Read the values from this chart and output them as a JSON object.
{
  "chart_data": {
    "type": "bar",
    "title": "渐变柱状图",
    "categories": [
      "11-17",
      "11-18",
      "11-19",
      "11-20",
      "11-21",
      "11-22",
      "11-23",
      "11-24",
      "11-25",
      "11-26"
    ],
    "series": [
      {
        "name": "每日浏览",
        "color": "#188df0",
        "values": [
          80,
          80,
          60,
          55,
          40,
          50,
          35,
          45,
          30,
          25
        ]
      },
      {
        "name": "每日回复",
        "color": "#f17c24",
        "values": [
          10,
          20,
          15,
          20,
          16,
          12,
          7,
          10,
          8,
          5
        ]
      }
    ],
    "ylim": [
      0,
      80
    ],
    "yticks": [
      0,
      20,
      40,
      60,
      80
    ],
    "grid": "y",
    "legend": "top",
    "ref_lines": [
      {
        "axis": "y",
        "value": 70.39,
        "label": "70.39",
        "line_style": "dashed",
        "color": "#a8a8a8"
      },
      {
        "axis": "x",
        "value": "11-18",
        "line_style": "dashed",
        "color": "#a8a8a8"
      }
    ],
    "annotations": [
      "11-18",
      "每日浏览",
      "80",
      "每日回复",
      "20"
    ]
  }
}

**YOUR INSTRUCTIONS:** Every line of the listing that holds "color" is to be counted; give only the resulting number.

**COMPLETE RESPONSE:** 4